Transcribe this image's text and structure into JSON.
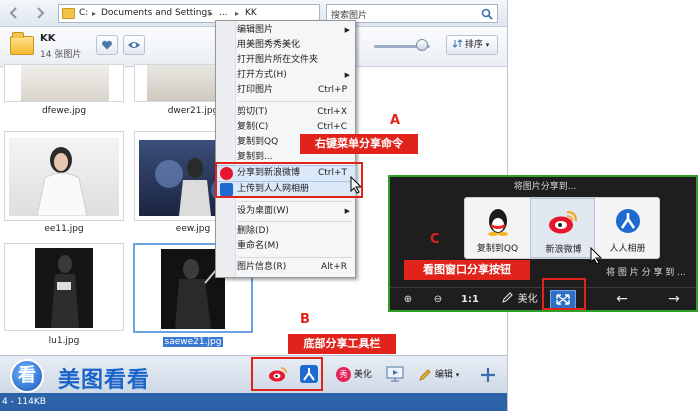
{
  "explorer": {
    "nav": {
      "back_glyph": "◄",
      "forward_glyph": "►",
      "back_icon": "back-arrow-icon",
      "forward_icon": "forward-arrow-icon"
    },
    "address": {
      "drive": "C:",
      "segment1": "Documents and Settings",
      "segment2": "...",
      "segment3": "KK"
    },
    "search": {
      "placeholder": "搜索图片",
      "icon": "search-icon"
    },
    "folder": {
      "name": "KK",
      "count": "14 张图片"
    },
    "sort_label": "排序",
    "zoom_level": 0.85,
    "thumbnails": [
      {
        "name": "dfewe.jpg",
        "selected": false
      },
      {
        "name": "dwer21.jpg",
        "selected": false
      },
      {
        "name": "ee11.jpg",
        "selected": false
      },
      {
        "name": "eew.jpg",
        "selected": false
      },
      {
        "name": "lu1.jpg",
        "selected": false
      },
      {
        "name": "saewe21.jpg",
        "selected": true
      }
    ],
    "bottom": {
      "logo_glyph": "看",
      "logo_text": "美图看看",
      "beautify_label": "美化",
      "edit_label": "编辑"
    },
    "status_text": "4 - 114KB"
  },
  "context_menu": {
    "items": [
      {
        "label": "编辑图片",
        "shortcut": "",
        "submenu": true
      },
      {
        "label": "用美图秀秀美化",
        "shortcut": "",
        "submenu": false
      },
      {
        "label": "打开图片所在文件夹",
        "shortcut": "",
        "submenu": false
      },
      {
        "label": "打开方式(H)",
        "shortcut": "",
        "submenu": true
      },
      {
        "label": "打印图片",
        "shortcut": "Ctrl+P",
        "submenu": false
      },
      {
        "label": "剪切(T)",
        "shortcut": "Ctrl+X",
        "submenu": false
      },
      {
        "label": "复制(C)",
        "shortcut": "Ctrl+C",
        "submenu": false
      },
      {
        "label": "复制到QQ",
        "shortcut": "",
        "submenu": false
      },
      {
        "label": "复制到...",
        "shortcut": "",
        "submenu": false
      },
      {
        "label": "分享到新浪微博",
        "shortcut": "Ctrl+T",
        "submenu": false
      },
      {
        "label": "上传到人人网相册",
        "shortcut": "",
        "submenu": false
      },
      {
        "label": "设为桌面(W)",
        "shortcut": "",
        "submenu": true
      },
      {
        "label": "删除(D)",
        "shortcut": "",
        "submenu": false
      },
      {
        "label": "重命名(M)",
        "shortcut": "",
        "submenu": false
      },
      {
        "label": "图片信息(R)",
        "shortcut": "Alt+R",
        "submenu": false
      }
    ]
  },
  "annotations": {
    "a_tag": "A",
    "a_callout": "右键菜单分享命令",
    "b_tag": "B",
    "b_callout": "底部分享工具栏",
    "c_tag": "C",
    "c_callout": "看图窗口分享按钮"
  },
  "viewer": {
    "share_title": "将图片分享到...",
    "options": [
      {
        "label": "复制到QQ",
        "icon": "qq-penguin-icon"
      },
      {
        "label": "新浪微博",
        "icon": "weibo-icon"
      },
      {
        "label": "人人相册",
        "icon": "renren-icon"
      }
    ],
    "share_to_text": "将 图 片 分 享 到 ...",
    "toolbar": {
      "zoom_in": "⊕",
      "zoom_out": "⊖",
      "actual_size": "1:1",
      "beautify": "美化",
      "prev": "←",
      "next": "→"
    }
  },
  "colors": {
    "accent_red": "#e0241b",
    "viewer_border_green": "#30a028",
    "selection_blue": "#3a7ad3",
    "status_blue": "#2c63a8"
  }
}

_ _ _ _ _ _ _

▶ EXERCISE DETAILS:
Omit every image. Quote each record exactly.

▶ CORRECT RESULT:
Transcribe this image's text and structure into JSON.
{
  "explorer": {
    "nav": {
      "back_glyph": "◄",
      "forward_glyph": "►",
      "back_icon": "back-arrow-icon",
      "forward_icon": "forward-arrow-icon"
    },
    "address": {
      "drive": "C:",
      "segment1": "Documents and Settings",
      "segment2": "...",
      "segment3": "KK"
    },
    "search": {
      "placeholder": "搜索图片",
      "icon": "search-icon"
    },
    "folder": {
      "name": "KK",
      "count": "14 张图片"
    },
    "sort_label": "排序",
    "zoom_level": 0.85,
    "thumbnails": [
      {
        "name": "dfewe.jpg",
        "selected": false
      },
      {
        "name": "dwer21.jpg",
        "selected": false
      },
      {
        "name": "ee11.jpg",
        "selected": false
      },
      {
        "name": "eew.jpg",
        "selected": false
      },
      {
        "name": "lu1.jpg",
        "selected": false
      },
      {
        "name": "saewe21.jpg",
        "selected": true
      }
    ],
    "bottom": {
      "logo_glyph": "看",
      "logo_text": "美图看看",
      "beautify_label": "美化",
      "edit_label": "编辑"
    },
    "status_text": "4 - 114KB"
  },
  "context_menu": {
    "items": [
      {
        "label": "编辑图片",
        "shortcut": "",
        "submenu": true
      },
      {
        "label": "用美图秀秀美化",
        "shortcut": "",
        "submenu": false
      },
      {
        "label": "打开图片所在文件夹",
        "shortcut": "",
        "submenu": false
      },
      {
        "label": "打开方式(H)",
        "shortcut": "",
        "submenu": true
      },
      {
        "label": "打印图片",
        "shortcut": "Ctrl+P",
        "submenu": false
      },
      {
        "label": "剪切(T)",
        "shortcut": "Ctrl+X",
        "submenu": false
      },
      {
        "label": "复制(C)",
        "shortcut": "Ctrl+C",
        "submenu": false
      },
      {
        "label": "复制到QQ",
        "shortcut": "",
        "submenu": false
      },
      {
        "label": "复制到...",
        "shortcut": "",
        "submenu": false
      },
      {
        "label": "分享到新浪微博",
        "shortcut": "Ctrl+T",
        "submenu": false
      },
      {
        "label": "上传到人人网相册",
        "shortcut": "",
        "submenu": false
      },
      {
        "label": "设为桌面(W)",
        "shortcut": "",
        "submenu": true
      },
      {
        "label": "删除(D)",
        "shortcut": "",
        "submenu": false
      },
      {
        "label": "重命名(M)",
        "shortcut": "",
        "submenu": false
      },
      {
        "label": "图片信息(R)",
        "shortcut": "Alt+R",
        "submenu": false
      }
    ]
  },
  "annotations": {
    "a_tag": "A",
    "a_callout": "右键菜单分享命令",
    "b_tag": "B",
    "b_callout": "底部分享工具栏",
    "c_tag": "C",
    "c_callout": "看图窗口分享按钮"
  },
  "viewer": {
    "share_title": "将图片分享到...",
    "options": [
      {
        "label": "复制到QQ",
        "icon": "qq-penguin-icon"
      },
      {
        "label": "新浪微博",
        "icon": "weibo-icon"
      },
      {
        "label": "人人相册",
        "icon": "renren-icon"
      }
    ],
    "share_to_text": "将 图 片 分 享 到 ...",
    "toolbar": {
      "zoom_in": "⊕",
      "zoom_out": "⊖",
      "actual_size": "1:1",
      "beautify": "美化",
      "prev": "←",
      "next": "→"
    }
  },
  "colors": {
    "accent_red": "#e0241b",
    "viewer_border_green": "#30a028",
    "selection_blue": "#3a7ad3",
    "status_blue": "#2c63a8"
  }
}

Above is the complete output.